### YOUR OBJECTIVE
From the entries that follow, pick out all lines holding "Candidates".
# Start of DATASET ROWS
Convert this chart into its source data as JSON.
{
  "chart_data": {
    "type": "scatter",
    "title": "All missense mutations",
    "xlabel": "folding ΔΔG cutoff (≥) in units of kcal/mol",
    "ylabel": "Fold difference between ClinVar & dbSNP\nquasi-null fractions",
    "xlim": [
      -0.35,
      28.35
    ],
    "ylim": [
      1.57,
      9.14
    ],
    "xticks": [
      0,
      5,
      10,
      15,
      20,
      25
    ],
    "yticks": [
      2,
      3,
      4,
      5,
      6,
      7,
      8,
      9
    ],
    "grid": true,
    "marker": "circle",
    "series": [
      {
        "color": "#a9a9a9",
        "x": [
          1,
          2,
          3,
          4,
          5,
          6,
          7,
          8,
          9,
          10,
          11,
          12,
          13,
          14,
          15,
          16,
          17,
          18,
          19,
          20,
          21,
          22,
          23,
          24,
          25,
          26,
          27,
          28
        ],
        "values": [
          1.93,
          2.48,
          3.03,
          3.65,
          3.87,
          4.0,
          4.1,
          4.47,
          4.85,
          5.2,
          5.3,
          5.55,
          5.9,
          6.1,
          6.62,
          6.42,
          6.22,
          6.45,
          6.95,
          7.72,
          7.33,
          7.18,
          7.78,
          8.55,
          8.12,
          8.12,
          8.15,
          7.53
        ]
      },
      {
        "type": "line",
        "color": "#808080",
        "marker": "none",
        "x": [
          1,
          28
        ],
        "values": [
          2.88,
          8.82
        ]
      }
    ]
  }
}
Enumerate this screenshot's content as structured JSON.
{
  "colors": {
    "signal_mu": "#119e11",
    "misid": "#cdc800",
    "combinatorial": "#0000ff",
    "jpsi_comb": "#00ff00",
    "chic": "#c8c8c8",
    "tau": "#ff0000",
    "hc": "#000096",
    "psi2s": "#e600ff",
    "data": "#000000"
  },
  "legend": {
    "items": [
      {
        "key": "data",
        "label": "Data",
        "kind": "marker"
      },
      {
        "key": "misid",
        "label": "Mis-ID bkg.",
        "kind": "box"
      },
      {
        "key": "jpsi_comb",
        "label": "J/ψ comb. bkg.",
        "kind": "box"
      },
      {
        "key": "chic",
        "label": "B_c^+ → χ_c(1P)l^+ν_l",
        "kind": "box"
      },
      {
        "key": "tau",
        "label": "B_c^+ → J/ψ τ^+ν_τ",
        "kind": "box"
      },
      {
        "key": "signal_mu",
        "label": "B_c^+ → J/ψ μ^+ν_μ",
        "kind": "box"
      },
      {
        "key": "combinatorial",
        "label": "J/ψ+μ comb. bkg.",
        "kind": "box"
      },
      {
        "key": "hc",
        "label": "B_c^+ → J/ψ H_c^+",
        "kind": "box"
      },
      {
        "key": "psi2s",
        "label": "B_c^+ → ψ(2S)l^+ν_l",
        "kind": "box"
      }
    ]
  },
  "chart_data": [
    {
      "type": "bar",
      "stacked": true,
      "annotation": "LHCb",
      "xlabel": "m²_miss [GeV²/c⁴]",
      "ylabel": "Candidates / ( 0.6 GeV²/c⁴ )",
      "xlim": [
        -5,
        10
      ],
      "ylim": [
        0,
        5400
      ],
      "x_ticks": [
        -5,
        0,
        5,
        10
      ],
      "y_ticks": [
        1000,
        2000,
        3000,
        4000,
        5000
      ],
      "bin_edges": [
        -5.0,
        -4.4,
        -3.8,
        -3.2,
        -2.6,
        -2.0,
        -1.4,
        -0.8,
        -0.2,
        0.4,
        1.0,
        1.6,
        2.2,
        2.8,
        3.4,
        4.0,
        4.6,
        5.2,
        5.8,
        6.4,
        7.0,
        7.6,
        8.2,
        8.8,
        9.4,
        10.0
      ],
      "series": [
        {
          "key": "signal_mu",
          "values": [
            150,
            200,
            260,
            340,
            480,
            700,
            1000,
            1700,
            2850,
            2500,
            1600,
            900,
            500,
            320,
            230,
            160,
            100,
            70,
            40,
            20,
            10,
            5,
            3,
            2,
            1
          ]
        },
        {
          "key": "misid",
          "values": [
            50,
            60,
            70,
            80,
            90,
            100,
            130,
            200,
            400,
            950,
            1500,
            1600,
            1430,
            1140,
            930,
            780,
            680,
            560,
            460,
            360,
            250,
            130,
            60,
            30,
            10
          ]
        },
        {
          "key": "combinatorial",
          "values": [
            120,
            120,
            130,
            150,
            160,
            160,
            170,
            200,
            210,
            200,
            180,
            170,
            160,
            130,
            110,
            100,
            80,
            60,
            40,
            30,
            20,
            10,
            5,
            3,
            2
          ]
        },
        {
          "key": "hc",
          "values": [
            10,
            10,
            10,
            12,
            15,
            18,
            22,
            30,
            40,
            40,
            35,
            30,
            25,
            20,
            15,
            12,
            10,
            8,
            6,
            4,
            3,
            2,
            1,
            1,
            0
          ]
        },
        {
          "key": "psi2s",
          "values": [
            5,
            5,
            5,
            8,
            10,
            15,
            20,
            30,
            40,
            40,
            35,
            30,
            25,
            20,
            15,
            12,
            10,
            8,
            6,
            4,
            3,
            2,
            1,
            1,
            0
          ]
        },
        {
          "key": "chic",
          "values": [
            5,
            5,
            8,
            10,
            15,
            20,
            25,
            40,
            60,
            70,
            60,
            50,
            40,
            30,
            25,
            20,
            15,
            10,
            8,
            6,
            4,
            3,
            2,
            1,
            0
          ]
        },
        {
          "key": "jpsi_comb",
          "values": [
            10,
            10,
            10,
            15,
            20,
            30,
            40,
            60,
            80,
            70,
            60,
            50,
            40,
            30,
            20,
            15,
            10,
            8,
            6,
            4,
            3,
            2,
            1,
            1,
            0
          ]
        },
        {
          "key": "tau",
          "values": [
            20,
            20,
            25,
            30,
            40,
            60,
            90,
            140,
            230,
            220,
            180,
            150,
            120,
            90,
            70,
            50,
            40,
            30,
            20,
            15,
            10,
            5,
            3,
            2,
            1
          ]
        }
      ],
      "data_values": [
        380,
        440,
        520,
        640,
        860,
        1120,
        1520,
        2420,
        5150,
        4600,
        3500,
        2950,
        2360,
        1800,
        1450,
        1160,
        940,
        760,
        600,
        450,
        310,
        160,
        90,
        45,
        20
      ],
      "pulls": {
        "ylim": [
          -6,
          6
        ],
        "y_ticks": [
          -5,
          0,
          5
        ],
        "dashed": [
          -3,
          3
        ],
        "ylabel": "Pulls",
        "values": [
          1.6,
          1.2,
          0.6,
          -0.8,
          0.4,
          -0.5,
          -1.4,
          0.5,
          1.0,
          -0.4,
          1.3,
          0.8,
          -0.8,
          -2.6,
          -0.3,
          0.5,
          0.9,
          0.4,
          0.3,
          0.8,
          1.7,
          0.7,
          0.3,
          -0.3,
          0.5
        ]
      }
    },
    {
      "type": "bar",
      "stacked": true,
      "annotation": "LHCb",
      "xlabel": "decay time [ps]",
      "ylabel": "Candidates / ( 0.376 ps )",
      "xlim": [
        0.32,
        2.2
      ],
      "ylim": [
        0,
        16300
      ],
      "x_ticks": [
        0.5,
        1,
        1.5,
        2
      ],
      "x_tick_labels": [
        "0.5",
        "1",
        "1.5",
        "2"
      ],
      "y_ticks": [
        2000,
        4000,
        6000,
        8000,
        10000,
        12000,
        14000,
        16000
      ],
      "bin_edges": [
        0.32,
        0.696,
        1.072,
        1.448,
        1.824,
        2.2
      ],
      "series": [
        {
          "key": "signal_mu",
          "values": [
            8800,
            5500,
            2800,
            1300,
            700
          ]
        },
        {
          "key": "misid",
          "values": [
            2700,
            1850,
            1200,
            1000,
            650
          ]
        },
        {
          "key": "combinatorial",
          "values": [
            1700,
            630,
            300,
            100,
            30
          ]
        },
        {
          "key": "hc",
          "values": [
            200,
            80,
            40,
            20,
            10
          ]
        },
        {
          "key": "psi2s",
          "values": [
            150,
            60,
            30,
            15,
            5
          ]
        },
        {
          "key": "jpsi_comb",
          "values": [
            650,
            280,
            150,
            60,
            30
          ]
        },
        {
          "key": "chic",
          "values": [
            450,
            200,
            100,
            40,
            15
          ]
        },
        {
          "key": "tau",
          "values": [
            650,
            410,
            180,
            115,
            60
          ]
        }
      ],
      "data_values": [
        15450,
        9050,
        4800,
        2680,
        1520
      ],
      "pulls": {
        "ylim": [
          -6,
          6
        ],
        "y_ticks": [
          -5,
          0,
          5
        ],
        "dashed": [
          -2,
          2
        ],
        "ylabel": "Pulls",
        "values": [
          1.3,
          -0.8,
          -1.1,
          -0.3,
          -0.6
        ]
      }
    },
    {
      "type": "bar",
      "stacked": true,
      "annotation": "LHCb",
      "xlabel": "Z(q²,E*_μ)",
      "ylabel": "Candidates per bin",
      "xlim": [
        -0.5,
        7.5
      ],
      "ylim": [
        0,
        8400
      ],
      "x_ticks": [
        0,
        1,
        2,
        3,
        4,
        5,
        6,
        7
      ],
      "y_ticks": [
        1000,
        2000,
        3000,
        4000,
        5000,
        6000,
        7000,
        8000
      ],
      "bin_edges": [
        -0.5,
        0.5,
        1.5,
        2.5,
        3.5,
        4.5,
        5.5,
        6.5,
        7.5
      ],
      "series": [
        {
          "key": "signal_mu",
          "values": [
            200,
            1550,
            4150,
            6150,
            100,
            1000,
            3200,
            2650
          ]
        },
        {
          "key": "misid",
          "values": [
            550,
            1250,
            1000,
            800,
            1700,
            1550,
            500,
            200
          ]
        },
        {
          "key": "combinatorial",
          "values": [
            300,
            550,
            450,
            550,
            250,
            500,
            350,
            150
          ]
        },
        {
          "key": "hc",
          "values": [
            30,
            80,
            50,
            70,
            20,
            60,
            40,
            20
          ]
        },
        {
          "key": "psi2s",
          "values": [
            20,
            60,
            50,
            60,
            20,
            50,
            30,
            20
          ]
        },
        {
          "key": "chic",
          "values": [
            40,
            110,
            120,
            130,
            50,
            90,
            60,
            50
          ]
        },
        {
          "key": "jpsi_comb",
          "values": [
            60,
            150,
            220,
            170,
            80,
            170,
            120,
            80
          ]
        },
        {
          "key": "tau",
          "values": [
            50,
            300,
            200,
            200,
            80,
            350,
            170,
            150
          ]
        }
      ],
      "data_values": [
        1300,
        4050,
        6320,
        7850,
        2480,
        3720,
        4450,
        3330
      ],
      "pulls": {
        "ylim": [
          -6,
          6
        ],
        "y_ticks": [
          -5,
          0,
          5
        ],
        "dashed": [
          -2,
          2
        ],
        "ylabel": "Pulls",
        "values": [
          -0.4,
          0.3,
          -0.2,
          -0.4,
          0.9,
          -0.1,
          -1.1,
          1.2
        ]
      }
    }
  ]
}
# End of DATASET ROWS
### FINAL RESULT
      "ylabel": "Candidates / ( 0.6 GeV²/c⁴ )",
      "ylabel": "Candidates / ( 0.376 ps )",
      "ylabel": "Candidates per bin",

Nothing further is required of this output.